▸ Quelle:
::::::::

Screenshot: Moss Buch 1&2

Schon das erste Moss galt als Must-Have Spiel für VR (zumindest bis Half-Life: Alyx daher kam). Das Abenteuer der Mausedame Quill wirkte zwar auf den ersten Blick nicht direkt wie dafür gemacht, durch die Perspektive von der Seite und dass man nicht einen Charakter aus der First-Person-Perspektive steuert. Aber als im Kern solides Action-Adventure, stark von The Legend of Zelda inspiriert, was wirklich nicht selten ist, aber trotzdem mit einigen eigenen Ideen, kann man aber in einem Bereich, der nicht so überlaufen ist, durchaus punkten.

Den ersten Teil habe ich bereits 2018 auf der PlayStation VR gespielt, später auf dem PC mit der Oculus Rift S habe ich nur kurz reingeschaut. Ich wusste, dass es einen zweiter Teil geben wird, aber da er erstmal exklusiv auf anderen Plattformen erschien, habe ich ihn aus den Augen verloren. Zum Jahreswechsel 2023/2024 habe ich mein VR-Headset wieder ausgepackt, mir im Sale den zweiten Teil geholt und beide durchgespielt.

Inhalt

Charmant animiert: die Technik

Technisch sind sich beide Spiele sehr ähnlich, deshalb fasse ich diesen Bereich zusammen. Sie basieren auf der Unreal Engine, ich denke Version 4, allein weil alle, die die fünfte Version einsetzten, das sehr offensiv bewerben. Da das Team hinter beiden Spielen nicht so groß ist, darf man kein höherlegen der technischen Messlatte erwarten, trotzdem sehen beide Spiele sehr gut aus.

Screenshot: Bei der Beleuchtung zeigt Moss einige wirklich schöne Szenen
Bei der Beleuchtung zeigt Moss einige wirklich schöne Szenen

Besonders viel Aufwand scheint in die Animation der Figuren, insbesondere der Protagonistin Quill, geflossen zu sein, denn sie sind sehr detailliert ausgefallen. Nicht nur wie sie läuft, besonders wie sie sich an Kanten hochzieht und dabei ihre Beinchen leicht wackeln, oder wenn sie pantomimisch versucht mir zu zeigen, was ich machen muss, alles wirkt so niedlich. Dass man sie Streicheln kann und sie öfters auf ein High-Five wartet kommt noch obendrauf. Auch wenn es meistens keine spielerische Relevanz haben, erhöhen sie den Putzigkeitsfaktor, was ja auch was ist.

Auch die Umgebungen können sich sehen lassen, sie haben einen Diorama-artigen Look und auch einiges an Details. Damit meine ich eher die Ausgestaltung mit Pflanzen, Kisten und anderen Objekten, die Geometrie und Texturen sind nicht ganz State-of-the-Art (für den ersten Teil habe ich zudem von einem Bug gelesen, dass trotz Einstellung im Menü die Details immer auf Niedrig gestellt werden, konnte das aber ich verifizieren). Aber in VR habe ich bemerkt, dass ich sowas eher verzeihe als auf einem flachen Bildschirm.

::::::::

▸ Material:
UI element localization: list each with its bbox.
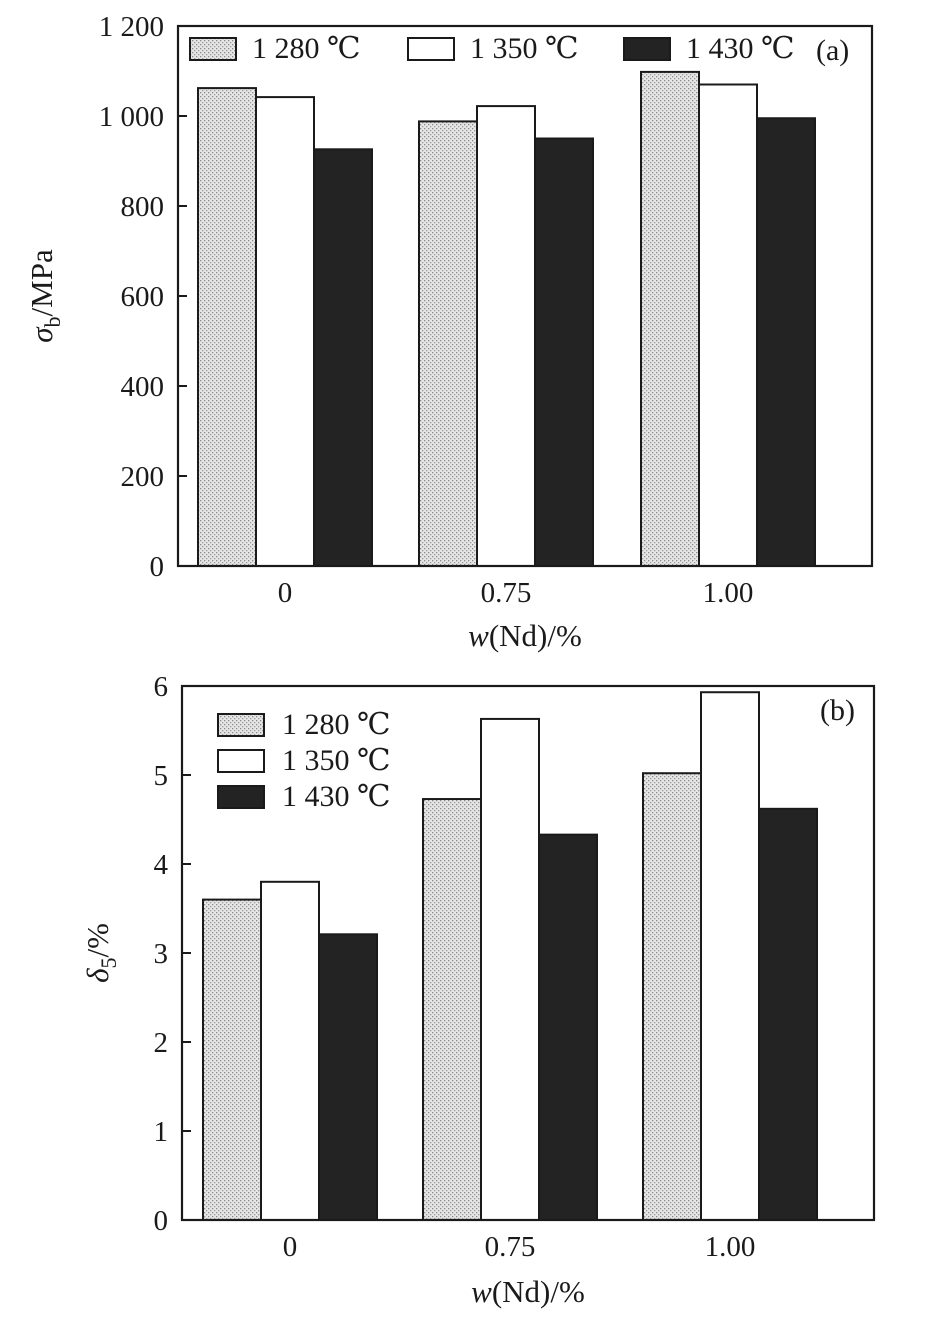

::::::::

▸ Deine Aufgabe:
Setze den Text über die beiden Moss-Spiele bitte nach seinem letzten Satz fort.

▸ Schriftliche Antwort:
Jedes Kapitel ist in mehrere Abschnitte unterteilt, jeden sieht man von der Seite. In Gewässern oder anderen, spiegelnden Oberflächen sieht man sich selbst, eine maskierte Gestalt, die mich etwas an die Figuren in Journey erinnert. Jeder Bildschirm-Wechsel wird vom Sound des Umblätterns einer Seite begleitet, was die Buch-Metapher stärkt. Zwischen den Kapiteln geht es zurück in die Bibliothek, wobei mich die Architektur mehr an eine Kirche erinnert. Dann sitzt man vor einem Buch, in dem die weiteren Story-Ereignisse erzählt und in schönen Zeichnungen gezeigt werden. Mir scheint es, dass die Entwickler alles, was viel Aufwand und reine Zwischensequenzen wäre, in diese Form ausgelagert haben.
Jedes neue Kapitel wird mit einer Weißblende eingeläutet, was ich wirklich nicht mag. Wer kommt auf die Idee, die hellste Farbe in einer Hardware zu verwenden, die man direkt vor der Nase trägt? Wollen sie mir die Retina rausbrennen? Ich habe dann meine Augen geschlossen, bis das Bild wieder dunkler wurde. Vielleicht ist es auch als Stilmittel gedacht, weil es sonst nie genutzt wird. Ich kann die Entscheidung jedenfalls nicht nachvollziehen. Eine Schwarzblende, die sonst verwendet wird, wäre mir deutlich lieber, weil angenehmer für die Augen.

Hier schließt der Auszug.